◆ Job
Set the listing down unchanged, minus every embedded image.

◆ Records for the task
==============================

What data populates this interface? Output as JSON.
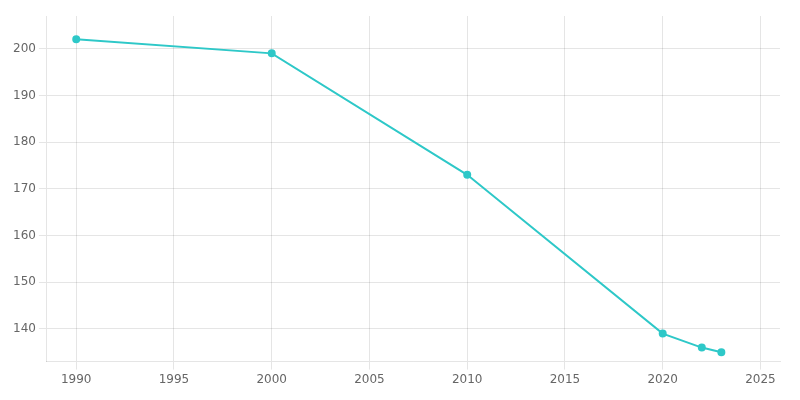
{
  "chart_data": {
    "type": "line",
    "x": [
      1990,
      2000,
      2010,
      2020,
      2022,
      2023
    ],
    "values": [
      202,
      199,
      173,
      139,
      136,
      135
    ],
    "color": "#2EC8C8",
    "marker": "circle",
    "xlim": [
      1988.5,
      2026
    ],
    "xticks": [
      1990,
      1995,
      2000,
      2005,
      2010,
      2015,
      2020,
      2025
    ],
    "ylim": [
      133,
      207
    ],
    "yticks": [
      140,
      150,
      160,
      170,
      180,
      190,
      200
    ],
    "grid": true
  }
}
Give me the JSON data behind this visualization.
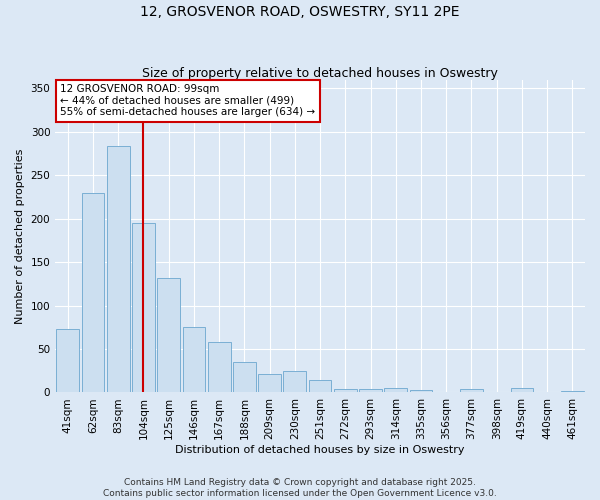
{
  "title": "12, GROSVENOR ROAD, OSWESTRY, SY11 2PE",
  "subtitle": "Size of property relative to detached houses in Oswestry",
  "xlabel": "Distribution of detached houses by size in Oswestry",
  "ylabel": "Number of detached properties",
  "categories": [
    "41sqm",
    "62sqm",
    "83sqm",
    "104sqm",
    "125sqm",
    "146sqm",
    "167sqm",
    "188sqm",
    "209sqm",
    "230sqm",
    "251sqm",
    "272sqm",
    "293sqm",
    "314sqm",
    "335sqm",
    "356sqm",
    "377sqm",
    "398sqm",
    "419sqm",
    "440sqm",
    "461sqm"
  ],
  "values": [
    73,
    230,
    283,
    195,
    132,
    75,
    58,
    35,
    21,
    25,
    14,
    4,
    4,
    5,
    3,
    1,
    4,
    1,
    5,
    1,
    2
  ],
  "bar_color": "#ccdff0",
  "bar_edge_color": "#7aafd4",
  "vline_x": 3.0,
  "vline_color": "#cc0000",
  "annotation_title": "12 GROSVENOR ROAD: 99sqm",
  "annotation_line1": "← 44% of detached houses are smaller (499)",
  "annotation_line2": "55% of semi-detached houses are larger (634) →",
  "annotation_box_facecolor": "#ffffff",
  "annotation_box_edgecolor": "#cc0000",
  "ylim": [
    0,
    360
  ],
  "yticks": [
    0,
    50,
    100,
    150,
    200,
    250,
    300,
    350
  ],
  "fig_facecolor": "#dce8f5",
  "plot_facecolor": "#dce8f5",
  "grid_color": "#ffffff",
  "title_fontsize": 10,
  "subtitle_fontsize": 9,
  "axis_label_fontsize": 8,
  "tick_fontsize": 7.5,
  "annotation_fontsize": 7.5,
  "footer_fontsize": 6.5,
  "footer_line1": "Contains HM Land Registry data © Crown copyright and database right 2025.",
  "footer_line2": "Contains public sector information licensed under the Open Government Licence v3.0."
}
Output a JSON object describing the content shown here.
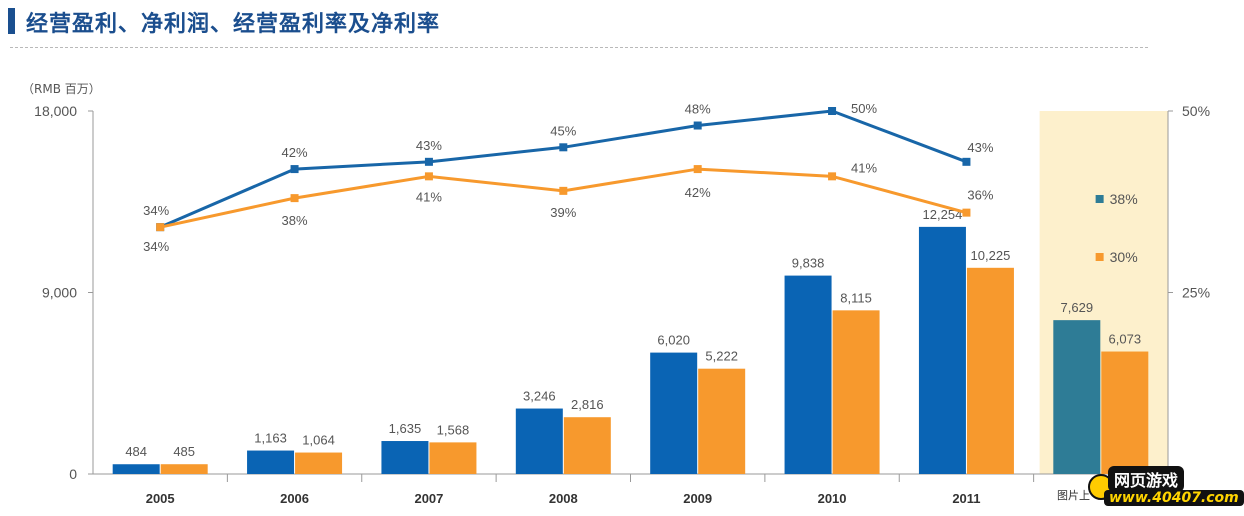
{
  "header": {
    "title": "经营盈利、净利润、经营盈利率及净利率"
  },
  "unit_label": "（RMB 百万）",
  "colors": {
    "operating_bar": "#0a64b4",
    "net_bar": "#f7992d",
    "highlight_bar": "#2e7c96",
    "highlight_bg": "#fdf0cc",
    "operating_line": "#1866a8",
    "net_line": "#f7992d"
  },
  "chart_data": {
    "type": "bar",
    "categories": [
      "2005",
      "2006",
      "2007",
      "2008",
      "2009",
      "2010",
      "2011",
      ""
    ],
    "series": [
      {
        "values": [
          484,
          1163,
          1635,
          3246,
          6020,
          9838,
          12254,
          7629
        ],
        "labels": [
          "484",
          "1,163",
          "1,635",
          "3,246",
          "6,020",
          "9,838",
          "12,254",
          "7,629"
        ]
      },
      {
        "values": [
          485,
          1064,
          1568,
          2816,
          5222,
          8115,
          10225,
          6073
        ],
        "labels": [
          "485",
          "1,064",
          "1,568",
          "2,816",
          "5,222",
          "8,115",
          "10,225",
          "6,073"
        ]
      }
    ],
    "lines": [
      {
        "values": [
          34,
          42,
          43,
          45,
          48,
          50,
          43
        ],
        "labels": [
          "34%",
          "42%",
          "43%",
          "45%",
          "48%",
          "50%",
          "43%"
        ]
      },
      {
        "values": [
          34,
          38,
          41,
          39,
          42,
          41,
          36
        ],
        "labels": [
          "34%",
          "38%",
          "41%",
          "39%",
          "42%",
          "41%",
          "36%"
        ]
      }
    ],
    "highlight_legend": [
      {
        "marker": "operating",
        "label": "38%"
      },
      {
        "marker": "net",
        "label": "30%"
      }
    ],
    "y_left": {
      "ticks": [
        0,
        9000,
        18000
      ],
      "tick_labels": [
        "0",
        "9,000",
        "18,000"
      ],
      "ylim": [
        0,
        18000
      ]
    },
    "y_right": {
      "ticks": [
        25,
        50
      ],
      "tick_labels": [
        "25%",
        "50%"
      ],
      "note": "percent axis, 0% at baseline"
    }
  },
  "watermark": {
    "top": "网页游戏",
    "bottom": "www.40407.com",
    "prefix": "图片上"
  }
}
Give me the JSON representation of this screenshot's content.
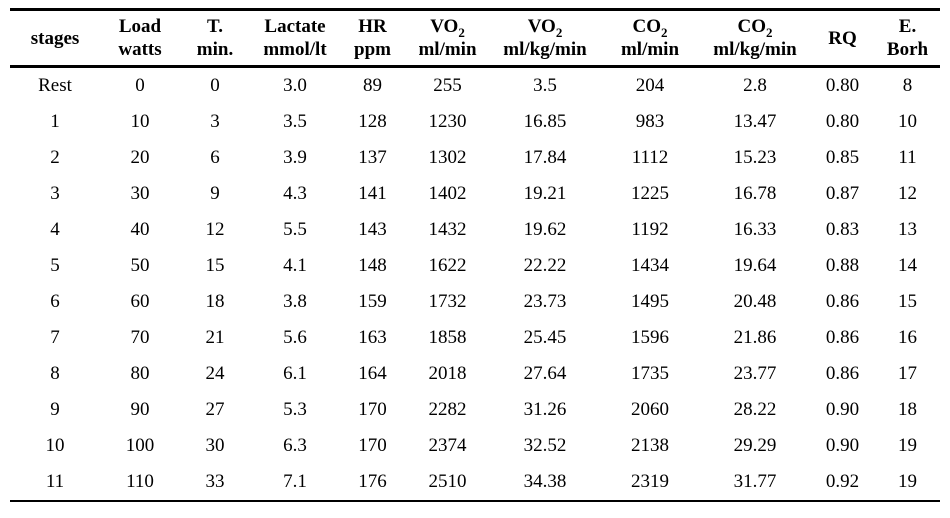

==============================

◆ Reply
What data populates this interface? Output as JSON.
{
  "chart_data": {
    "type": "line",
    "x": [
      1990,
      2000,
      2010,
      2020,
      2022,
      2023
    ],
    "values": [
      202,
      199,
      173,
      139,
      136,
      135
    ],
    "color": "#2EC8C8",
    "marker": "circle",
    "xlim": [
      1988.5,
      2026
    ],
    "xticks": [
      1990,
      1995,
      2000,
      2005,
      2010,
      2015,
      2020,
      2025
    ],
    "ylim": [
      133,
      207
    ],
    "yticks": [
      140,
      150,
      160,
      170,
      180,
      190,
      200
    ],
    "grid": true
  }
}
Give me the JSON data behind this visualization.
{
  "title": "12, GROSVENOR ROAD, OSWESTRY, SY11 2PE",
  "subtitle": "Size of property relative to detached houses in Oswestry",
  "xlabel": "Distribution of detached houses by size in Oswestry",
  "ylabel": "Number of detached properties",
  "categories": [
    "41sqm",
    "62sqm",
    "83sqm",
    "104sqm",
    "125sqm",
    "146sqm",
    "167sqm",
    "188sqm",
    "209sqm",
    "230sqm",
    "251sqm",
    "272sqm",
    "293sqm",
    "314sqm",
    "335sqm",
    "356sqm",
    "377sqm",
    "398sqm",
    "419sqm",
    "440sqm",
    "461sqm"
  ],
  "values": [
    73,
    230,
    283,
    195,
    132,
    75,
    58,
    35,
    21,
    25,
    14,
    4,
    4,
    5,
    3,
    1,
    4,
    1,
    5,
    1,
    2
  ],
  "bar_color": "#ccdff0",
  "bar_edge_color": "#7aafd4",
  "vline_x": 3.0,
  "vline_color": "#cc0000",
  "annotation_title": "12 GROSVENOR ROAD: 99sqm",
  "annotation_line1": "← 44% of detached houses are smaller (499)",
  "annotation_line2": "55% of semi-detached houses are larger (634) →",
  "annotation_box_facecolor": "#ffffff",
  "annotation_box_edgecolor": "#cc0000",
  "ylim": [
    0,
    360
  ],
  "yticks": [
    0,
    50,
    100,
    150,
    200,
    250,
    300,
    350
  ],
  "fig_facecolor": "#dce8f5",
  "plot_facecolor": "#dce8f5",
  "grid_color": "#ffffff",
  "title_fontsize": 10,
  "subtitle_fontsize": 9,
  "axis_label_fontsize": 8,
  "tick_fontsize": 7.5,
  "annotation_fontsize": 7.5,
  "footer_fontsize": 6.5,
  "footer_line1": "Contains HM Land Registry data © Crown copyright and database right 2025.",
  "footer_line2": "Contains public sector information licensed under the Open Government Licence v3.0."
}
Output a JSON object describing the content shown here.
{
  "header": {
    "title": "经营盈利、净利润、经营盈利率及净利率"
  },
  "unit_label": "（RMB 百万）",
  "colors": {
    "operating_bar": "#0a64b4",
    "net_bar": "#f7992d",
    "highlight_bar": "#2e7c96",
    "highlight_bg": "#fdf0cc",
    "operating_line": "#1866a8",
    "net_line": "#f7992d"
  },
  "chart_data": {
    "type": "bar",
    "categories": [
      "2005",
      "2006",
      "2007",
      "2008",
      "2009",
      "2010",
      "2011",
      ""
    ],
    "series": [
      {
        "values": [
          484,
          1163,
          1635,
          3246,
          6020,
          9838,
          12254,
          7629
        ],
        "labels": [
          "484",
          "1,163",
          "1,635",
          "3,246",
          "6,020",
          "9,838",
          "12,254",
          "7,629"
        ]
      },
      {
        "values": [
          485,
          1064,
          1568,
          2816,
          5222,
          8115,
          10225,
          6073
        ],
        "labels": [
          "485",
          "1,064",
          "1,568",
          "2,816",
          "5,222",
          "8,115",
          "10,225",
          "6,073"
        ]
      }
    ],
    "lines": [
      {
        "values": [
          34,
          42,
          43,
          45,
          48,
          50,
          43
        ],
        "labels": [
          "34%",
          "42%",
          "43%",
          "45%",
          "48%",
          "50%",
          "43%"
        ]
      },
      {
        "values": [
          34,
          38,
          41,
          39,
          42,
          41,
          36
        ],
        "labels": [
          "34%",
          "38%",
          "41%",
          "39%",
          "42%",
          "41%",
          "36%"
        ]
      }
    ],
    "highlight_legend": [
      {
        "marker": "operating",
        "label": "38%"
      },
      {
        "marker": "net",
        "label": "30%"
      }
    ],
    "y_left": {
      "ticks": [
        0,
        9000,
        18000
      ],
      "tick_labels": [
        "0",
        "9,000",
        "18,000"
      ],
      "ylim": [
        0,
        18000
      ]
    },
    "y_right": {
      "ticks": [
        25,
        50
      ],
      "tick_labels": [
        "25%",
        "50%"
      ],
      "note": "percent axis, 0% at baseline"
    }
  },
  "watermark": {
    "top": "网页游戏",
    "bottom": "www.40407.com",
    "prefix": "图片上"
  }
}
Give me the JSON representation of this screenshot's content.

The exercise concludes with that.